Start

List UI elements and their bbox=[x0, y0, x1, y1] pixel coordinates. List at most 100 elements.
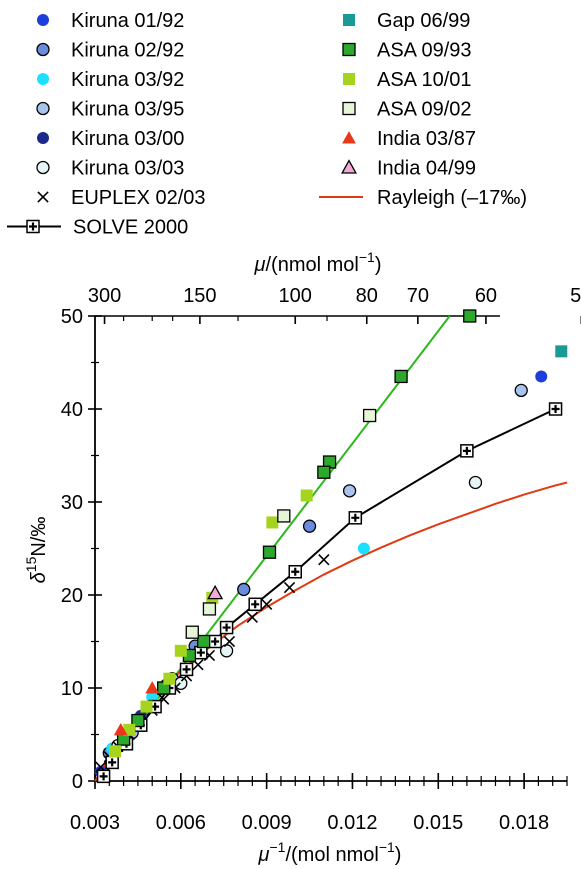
legend-marker-kiruna-03-03 bbox=[36, 160, 50, 175]
legend-item-kiruna-03-95: Kiruna 03/95 bbox=[36, 99, 184, 121]
top-tick-label-80: 80 bbox=[356, 285, 378, 307]
data-point-euplex-02-03 bbox=[223, 635, 236, 648]
data-point-asa-09-93 bbox=[131, 713, 145, 728]
y-tick-label-40: 40 bbox=[61, 399, 83, 421]
legend-label-india-04-99: India 04/99 bbox=[377, 158, 476, 180]
data-point-asa-09-02 bbox=[277, 509, 291, 523]
legend-item-rayleigh-17: Rayleigh (–17‰) bbox=[319, 187, 527, 209]
top-tick-label-70: 70 bbox=[407, 285, 429, 307]
data-point-solve-2000 bbox=[208, 634, 222, 649]
data-point-kiruna-03-95 bbox=[514, 383, 528, 398]
legend-item-asa-10-01: ASA 10/01 bbox=[343, 69, 472, 91]
data-point-euplex-02-03 bbox=[283, 581, 296, 594]
top-tick-label-100: 100 bbox=[279, 285, 312, 307]
data-point-kiruna-03-03 bbox=[219, 644, 234, 658]
data-point-asa-09-93 bbox=[197, 634, 211, 649]
legend-marker-asa-09-93 bbox=[342, 42, 356, 57]
data-point-solve-2000 bbox=[105, 755, 119, 770]
legend-item-euplex-02-03: EUPLEX 02/03 bbox=[37, 187, 206, 209]
legend-item-solve-2000: SOLVE 2000 bbox=[7, 217, 188, 239]
plot-lines bbox=[94, 315, 568, 782]
y-tick-label-30: 30 bbox=[61, 492, 83, 514]
legend-marker-kiruna-03-92 bbox=[37, 73, 49, 85]
legend-label-kiruna-03-00: Kiruna 03/00 bbox=[71, 128, 184, 150]
legend-item-kiruna-03-92: Kiruna 03/92 bbox=[37, 69, 184, 91]
legend-marker-india-04-99 bbox=[340, 159, 358, 174]
data-point-asa-10-01 bbox=[300, 489, 313, 502]
data-point-solve-2000 bbox=[460, 444, 474, 458]
legend-marker-kiruna-03-00 bbox=[37, 132, 49, 144]
x-tick-label-2: 0.009 bbox=[242, 812, 292, 834]
x-tick-label-4: 0.015 bbox=[413, 812, 463, 834]
legend-label-kiruna-01-92: Kiruna 01/92 bbox=[71, 10, 184, 32]
data-point-kiruna-03-92 bbox=[357, 542, 370, 555]
data-point-kiruna-02-92 bbox=[237, 582, 251, 597]
data-point-asa-10-01 bbox=[174, 644, 187, 657]
top-axis-title: μ/(nmol mol−1) bbox=[254, 249, 382, 276]
data-point-asa-10-01 bbox=[123, 723, 136, 736]
legend-label-asa-09-02: ASA 09/02 bbox=[377, 99, 472, 121]
legend-item-asa-09-93: ASA 09/93 bbox=[342, 40, 472, 62]
y-tick-label-20: 20 bbox=[61, 585, 83, 607]
legend-item-india-04-99: India 04/99 bbox=[340, 158, 476, 180]
data-point-kiruna-01-92 bbox=[535, 370, 548, 383]
data-point-kiruna-03-95 bbox=[342, 484, 357, 498]
data-point-asa-09-93 bbox=[463, 309, 477, 323]
data-point-asa-10-01 bbox=[140, 700, 153, 713]
data-point-asa-10-01 bbox=[266, 516, 279, 529]
data-point-asa-09-93 bbox=[317, 465, 331, 479]
y-tick-label-50: 50 bbox=[61, 306, 83, 328]
legend-item-kiruna-02-92: Kiruna 02/92 bbox=[36, 40, 184, 62]
series-line-rayleigh-17 bbox=[94, 481, 568, 782]
legend-marker-kiruna-02-92 bbox=[36, 42, 50, 57]
series-asa-09-02 bbox=[185, 408, 377, 639]
x-axis: 0.003 0.006 0.009 0.012 0.015 0.018 bbox=[70, 773, 568, 834]
legend: Kiruna 01/92 Kiruna 02/92 Kiruna 03/92 Kiru… bbox=[7, 10, 527, 239]
data-point-euplex-02-03 bbox=[246, 611, 258, 623]
top-tick-label-300: 300 bbox=[88, 285, 121, 307]
legend-label-rayleigh-17: Rayleigh (–17‰) bbox=[377, 187, 527, 209]
data-point-kiruna-02-92 bbox=[302, 519, 317, 533]
data-point-euplex-02-03 bbox=[318, 553, 330, 566]
x-axis-title: μ−1/(mol nmol−1) bbox=[258, 839, 402, 866]
data-point-gap-06-99 bbox=[555, 345, 568, 358]
series-india-04-99 bbox=[207, 584, 224, 600]
legend-marker-euplex-02-03 bbox=[37, 191, 49, 203]
x-tick-label-1: 0.006 bbox=[156, 812, 206, 834]
legend-label-kiruna-03-03: Kiruna 03/03 bbox=[71, 158, 184, 180]
legend-label-asa-09-93: ASA 09/93 bbox=[377, 40, 472, 62]
x-tick-label-3: 0.012 bbox=[327, 812, 377, 834]
legend-label-gap-06-99: Gap 06/99 bbox=[377, 10, 470, 32]
legend-marker-kiruna-01-92 bbox=[37, 14, 49, 26]
data-point-india-03-87 bbox=[113, 722, 128, 736]
top-tick-label-60: 60 bbox=[475, 285, 497, 307]
data-point-solve-2000 bbox=[248, 597, 262, 612]
legend-item-gap-06-99: Gap 06/99 bbox=[343, 10, 470, 32]
legend-label-solve-2000: SOLVE 2000 bbox=[73, 217, 188, 239]
legend-label-euplex-02-03: EUPLEX 02/03 bbox=[71, 187, 206, 209]
data-point-solve-2000 bbox=[288, 565, 302, 579]
legend-label-asa-10-01: ASA 10/01 bbox=[377, 69, 472, 91]
legend-item-kiruna-03-00: Kiruna 03/00 bbox=[37, 128, 184, 150]
legend-marker-asa-09-02 bbox=[342, 101, 356, 116]
legend-marker-gap-06-99 bbox=[343, 14, 355, 26]
legend-marker-kiruna-03-95 bbox=[36, 101, 50, 116]
data-point-asa-09-02 bbox=[362, 408, 377, 423]
x-tick-label-5: 0.018 bbox=[499, 812, 549, 834]
legend-marker-india-03-87 bbox=[342, 131, 356, 144]
top-tick-label-50: 50 bbox=[570, 285, 581, 307]
data-point-india-04-99 bbox=[207, 584, 224, 600]
series-india-03-87 bbox=[113, 681, 160, 736]
data-point-euplex-02-03 bbox=[260, 598, 273, 610]
legend-label-india-03-87: India 03/87 bbox=[377, 128, 476, 150]
x-tick-label-0: 0.003 bbox=[70, 812, 120, 834]
y-axis-title: δ15N/‰ bbox=[23, 517, 50, 584]
legend-label-kiruna-02-92: Kiruna 02/92 bbox=[71, 40, 184, 62]
data-point-asa-10-01 bbox=[109, 745, 122, 758]
data-point-asa-09-02 bbox=[185, 625, 199, 639]
top-tick-label-150: 150 bbox=[183, 285, 216, 307]
legend-item-india-03-87: India 03/87 bbox=[342, 128, 476, 150]
legend-marker-solve-2000 bbox=[26, 219, 40, 234]
series-kiruna-01-92 bbox=[94, 370, 548, 778]
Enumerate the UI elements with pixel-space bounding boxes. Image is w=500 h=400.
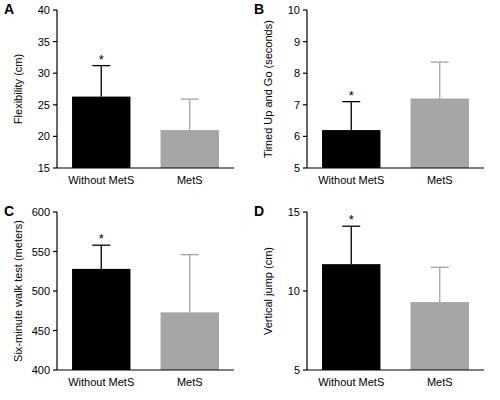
y-tick (303, 9, 307, 10)
y-tick (303, 73, 307, 74)
y-axis-label: Vertical jump (cm) (262, 247, 274, 335)
x-tick-label: Without MetS (318, 174, 384, 186)
panel: A Flexibility (cm) 15 20 25 30 35 40 Without Met… (4, 1, 234, 186)
bar (72, 97, 130, 168)
y-tick-label: 5 (294, 364, 300, 376)
y-tick-label: 500 (32, 285, 50, 297)
y-tick (53, 211, 57, 212)
error-bar (181, 99, 199, 130)
panel-title: C (4, 203, 14, 219)
significance-mark: * (99, 52, 104, 67)
error-bar (431, 267, 449, 302)
panel-title: D (254, 203, 264, 219)
y-axis-label: Flexibility (cm) (12, 54, 24, 124)
plot-area (322, 226, 469, 370)
y-tick-label: 35 (38, 36, 50, 48)
y-tick (303, 369, 307, 370)
y-axis (56, 10, 57, 168)
error-bar (431, 62, 449, 98)
y-tick (53, 290, 57, 291)
y-tick-label: 550 (32, 246, 50, 258)
bar (411, 98, 469, 168)
x-axis (307, 167, 484, 168)
x-tick-label: MetS (427, 376, 453, 388)
y-tick-label: 600 (32, 206, 50, 218)
y-tick (303, 167, 307, 168)
y-tick-label: 9 (294, 36, 300, 48)
significance-mark: * (99, 231, 104, 246)
panel: CSix-minute walk test (meters) 400 450 500 5… (4, 203, 234, 388)
y-tick (303, 290, 307, 291)
y-tick (53, 104, 57, 105)
panel: B Timed Up and Go (seconds) 5 6 7 8 9 10 Without… (254, 1, 484, 186)
y-axis-label: Six-minute walk test (meters) (12, 220, 24, 362)
y-tick-label: 7 (294, 99, 300, 111)
y-tick (53, 369, 57, 370)
x-tick-label: Without MetS (68, 174, 134, 186)
significance-mark: * (349, 88, 354, 103)
y-tick-label: 15 (288, 206, 300, 218)
y-tick (53, 330, 57, 331)
panel-title: B (254, 1, 264, 17)
y-tick-label: 20 (38, 130, 50, 142)
x-tick-label: Without MetS (68, 376, 134, 388)
y-tick-label: 25 (38, 99, 50, 111)
error-bar (342, 102, 360, 130)
y-tick-label: 40 (38, 4, 50, 16)
y-tick (303, 136, 307, 137)
y-tick (303, 104, 307, 105)
y-tick (53, 73, 57, 74)
bar (161, 312, 219, 370)
panel-title: A (4, 1, 14, 17)
plot-area (72, 245, 219, 370)
bar (411, 302, 469, 370)
figure: A Flexibility (cm) 15 20 25 30 35 40 Without Met… (0, 0, 500, 400)
y-tick-label: 15 (38, 162, 50, 174)
error-bar (181, 255, 199, 313)
error-bar (342, 226, 360, 264)
x-axis (307, 369, 484, 370)
panel: D Vertical jump (cm) 5 10 15 Without MetS MetS… (254, 203, 484, 388)
y-tick (303, 211, 307, 212)
error-bar (92, 245, 110, 269)
y-tick-label: 400 (32, 364, 50, 376)
y-axis-label: Timed Up and Go (seconds) (262, 20, 274, 158)
y-tick-label: 10 (288, 285, 300, 297)
x-tick-label: MetS (427, 174, 453, 186)
y-tick-label: 5 (294, 162, 300, 174)
y-tick-label: 6 (294, 130, 300, 142)
y-tick (53, 167, 57, 168)
y-tick (53, 251, 57, 252)
bar (322, 130, 380, 168)
y-tick (53, 9, 57, 10)
x-tick-label: Without MetS (318, 376, 384, 388)
y-tick-label: 10 (288, 4, 300, 16)
bar (322, 264, 380, 370)
x-axis (57, 369, 234, 370)
y-tick-label: 8 (294, 67, 300, 79)
y-axis (306, 10, 307, 168)
x-tick-label: MetS (177, 174, 203, 186)
bar (161, 130, 219, 168)
y-tick (303, 41, 307, 42)
y-tick (53, 41, 57, 42)
significance-mark: * (349, 212, 354, 227)
bar (72, 269, 130, 370)
plot-area (72, 66, 219, 168)
x-tick-label: MetS (177, 376, 203, 388)
y-tick-label: 30 (38, 67, 50, 79)
plot-area (322, 62, 469, 168)
y-tick (53, 136, 57, 137)
x-axis (57, 167, 234, 168)
y-tick-label: 450 (32, 325, 50, 337)
error-bar (92, 66, 110, 97)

End

◆ Exercise details:
Return every line from the one that contains "legend-marker-kiruna-03-03 bbox=[36, 160, 50, 175]" down to the one that contains "y-tick-label-30: 30 bbox=[61, 492, 83, 514]", with both of those lines included and each line repeated exactly.

◆ Task output:
legend-marker-kiruna-03-03 bbox=[36, 160, 50, 175]
legend-item-kiruna-03-95: Kiruna 03/95 bbox=[36, 99, 184, 121]
top-tick-label-80: 80 bbox=[356, 285, 378, 307]
data-point-euplex-02-03 bbox=[223, 635, 236, 648]
data-point-asa-09-93 bbox=[131, 713, 145, 728]
y-tick-label-40: 40 bbox=[61, 399, 83, 421]
legend-label-india-04-99: India 04/99 bbox=[377, 158, 476, 180]
data-point-asa-09-02 bbox=[277, 509, 291, 523]
legend-item-rayleigh-17: Rayleigh (–17‰) bbox=[319, 187, 527, 209]
top-tick-label-70: 70 bbox=[407, 285, 429, 307]
data-point-solve-2000 bbox=[208, 634, 222, 649]
data-point-kiruna-03-95 bbox=[514, 383, 528, 398]
legend-item-asa-10-01: ASA 10/01 bbox=[343, 69, 472, 91]
data-point-euplex-02-03 bbox=[283, 581, 296, 594]
top-tick-label-100: 100 bbox=[279, 285, 312, 307]
data-point-kiruna-03-03 bbox=[219, 644, 234, 658]
data-point-asa-09-93 bbox=[197, 634, 211, 649]
legend-marker-asa-09-93 bbox=[342, 42, 356, 57]
data-point-solve-2000 bbox=[105, 755, 119, 770]
legend-item-euplex-02-03: EUPLEX 02/03 bbox=[37, 187, 206, 209]
legend-item-solve-2000: SOLVE 2000 bbox=[7, 217, 188, 239]
plot-lines bbox=[94, 315, 568, 782]
y-tick-label-30: 30 bbox=[61, 492, 83, 514]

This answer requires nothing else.